→ **Exercise brief**: Echo the part of the Tim Neufeld article that opens with the words containing "Tim Neufeld started" and closes with "pursuing solo projects.", copying it exactly.

- Origin: Abbotsford, British Columbia, Canada
- Genres: Gospel, bluegrass, folk, country
- Years active: 2000–present
- Website: www.timandthegloryboys.com

= Tim Neufeld =

Canadian artist (born 1976)

This article covers the solo career of Tim Neufeld and his career with his band Tim & The Glory Boys. For Neufeld's career as part of Starfield, see Starfield (band)

Tim Neufeld (born April 7, 1976) is a Canadian singer, songwriter and recording artist from Winnipeg, Manitoba and now based in Chilliwack, British Columbia, best known as the co-founder and lead singer of Starfield who are four-time Juno Award nominees, Western Canada Music award recipients, winners of 10 GMA Canada Covenant Awards (CGMA) and two Dove Awards. He is currently lead singer of the country music group Tim and the Glory Boys.

==Starfield==

Tim Neufeld started as the lead vocalist and guitarist of the contemporary worship music band Starfield which he founded in 2000 along with his brother Jon Neufeld.

After releasing three independent albums and four albums with EMI/Sparrow Records with accompanying tours, Starfield was put on hiatus while each brother pursuing solo projects.

==Solo career==
In June 2013, Neufeld released his first solo album, Trees, which garnered him the GMA Canada Covenant Award 2013 for Modern Worship Album of the Year and the 2014 Juno Award for Contemporary Christian/Gospel Album of the Year. Trees is a collection of worship songs written by Christian artists such as Matt Redman, Michael Gungor, Paul Baloche, and All Sons & Daughters among others and has been described as "Matt Redman meets Mumford and Sons".

Neufeld's first solo album, Trees, won the 2014 Juno Award for Contemporary Christian/Gospel Album of the Year as well as the award for the 2013 CGMA Modern Worship Album of the Year. He released Trees Chapter 2 as a follow-up on October 9, 2015.

==Tim and the Glory Boys==
In 2013, Neufeld formed a Canadian country and bluegrass trio originally known as "Tim Neufeld & The Hallelujah Glory Boys,” but the name was later shortened to Tim & The Glory Boys

At the beginning the band included Colin Trask (drummer/percussionist for Starfield), Matthew Izaguirre (bassist), Jon Bryant (indie Canadian singer-songwriter on banjo, guitars and dulcimer), and Jon Mushaluk (stand up bass). Neufeld remained the lead singer and frontman.

Initially Tim & The Glory Boys was a Canadian Christian band based in Abbotsford, British Columbia. Later on it became more of a contemporary country and bluegrass band. The band is currently signed to Sony Music Canada. Neufeld and the band spent time in Nashville in early 2014 recording with Starfield producer Allen Salmon crafting songs for Neufeld's second album of original songs, and a debut for the formation. The resulting album The Joy, which was released in September 2014 in the band's name. The Joy earned a 2015 Juno Award nominated for "Gospel Album of the Year".

→ **Items**:

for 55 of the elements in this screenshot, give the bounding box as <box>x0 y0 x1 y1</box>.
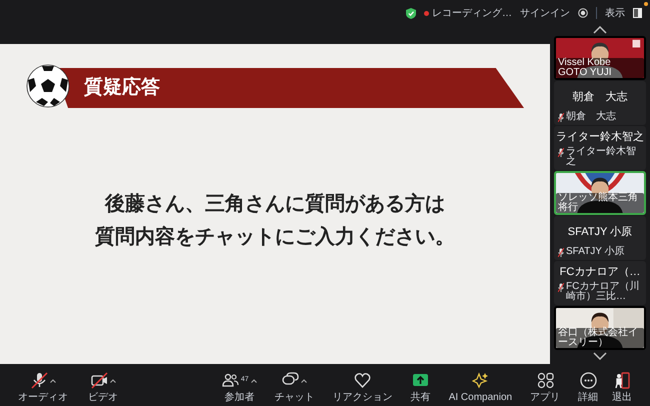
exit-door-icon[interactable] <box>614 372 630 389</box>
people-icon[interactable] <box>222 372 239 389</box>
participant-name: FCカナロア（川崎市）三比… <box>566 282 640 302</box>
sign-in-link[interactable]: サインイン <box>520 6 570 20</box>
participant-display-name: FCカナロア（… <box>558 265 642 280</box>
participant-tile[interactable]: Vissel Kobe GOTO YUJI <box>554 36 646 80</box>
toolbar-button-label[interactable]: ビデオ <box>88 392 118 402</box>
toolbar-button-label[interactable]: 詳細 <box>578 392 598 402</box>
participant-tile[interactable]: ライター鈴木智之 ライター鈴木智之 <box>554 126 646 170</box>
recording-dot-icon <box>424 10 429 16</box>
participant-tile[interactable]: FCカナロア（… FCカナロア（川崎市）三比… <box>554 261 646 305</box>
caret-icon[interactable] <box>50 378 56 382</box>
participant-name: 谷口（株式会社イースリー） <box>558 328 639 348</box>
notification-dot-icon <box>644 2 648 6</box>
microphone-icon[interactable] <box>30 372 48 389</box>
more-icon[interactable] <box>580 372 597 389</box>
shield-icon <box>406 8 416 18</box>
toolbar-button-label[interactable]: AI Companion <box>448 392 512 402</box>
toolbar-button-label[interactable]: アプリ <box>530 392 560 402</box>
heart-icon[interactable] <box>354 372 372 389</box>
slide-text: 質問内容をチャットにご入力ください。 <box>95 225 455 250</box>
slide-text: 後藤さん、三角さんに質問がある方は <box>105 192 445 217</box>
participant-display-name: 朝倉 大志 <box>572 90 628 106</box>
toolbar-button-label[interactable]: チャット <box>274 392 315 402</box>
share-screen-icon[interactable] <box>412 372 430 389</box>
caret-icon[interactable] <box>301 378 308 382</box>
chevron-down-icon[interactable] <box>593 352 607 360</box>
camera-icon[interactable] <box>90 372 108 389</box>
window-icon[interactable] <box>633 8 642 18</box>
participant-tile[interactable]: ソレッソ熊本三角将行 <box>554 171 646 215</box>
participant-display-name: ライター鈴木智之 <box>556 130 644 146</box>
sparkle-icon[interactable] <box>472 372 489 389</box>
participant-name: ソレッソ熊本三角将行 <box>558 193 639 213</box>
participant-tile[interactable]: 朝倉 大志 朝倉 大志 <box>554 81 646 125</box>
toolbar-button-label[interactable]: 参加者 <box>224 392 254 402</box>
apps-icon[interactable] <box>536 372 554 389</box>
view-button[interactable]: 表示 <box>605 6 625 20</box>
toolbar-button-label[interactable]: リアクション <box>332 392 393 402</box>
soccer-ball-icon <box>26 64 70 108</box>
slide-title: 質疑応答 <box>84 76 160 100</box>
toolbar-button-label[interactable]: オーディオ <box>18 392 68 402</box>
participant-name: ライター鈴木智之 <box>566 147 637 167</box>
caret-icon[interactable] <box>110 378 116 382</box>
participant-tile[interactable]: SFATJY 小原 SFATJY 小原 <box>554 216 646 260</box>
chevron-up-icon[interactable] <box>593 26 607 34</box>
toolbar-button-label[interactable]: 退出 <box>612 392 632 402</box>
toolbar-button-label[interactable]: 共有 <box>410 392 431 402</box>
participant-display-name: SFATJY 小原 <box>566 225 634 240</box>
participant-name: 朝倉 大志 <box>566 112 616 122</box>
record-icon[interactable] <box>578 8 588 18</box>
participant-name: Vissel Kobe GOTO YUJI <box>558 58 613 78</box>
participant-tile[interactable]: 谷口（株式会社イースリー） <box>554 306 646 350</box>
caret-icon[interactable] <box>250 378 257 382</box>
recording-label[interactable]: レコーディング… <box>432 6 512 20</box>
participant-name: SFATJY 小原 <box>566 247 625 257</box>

→ **Solution to the exercise**:
Tim Neufeld started as the lead vocalist and guitarist of the contemporary worship music band Starfield which he founded in 2000 along with his brother Jon Neufeld.

After releasing three independent albums and four albums with EMI/Sparrow Records with accompanying tours, Starfield was put on hiatus while each brother pursuing solo projects.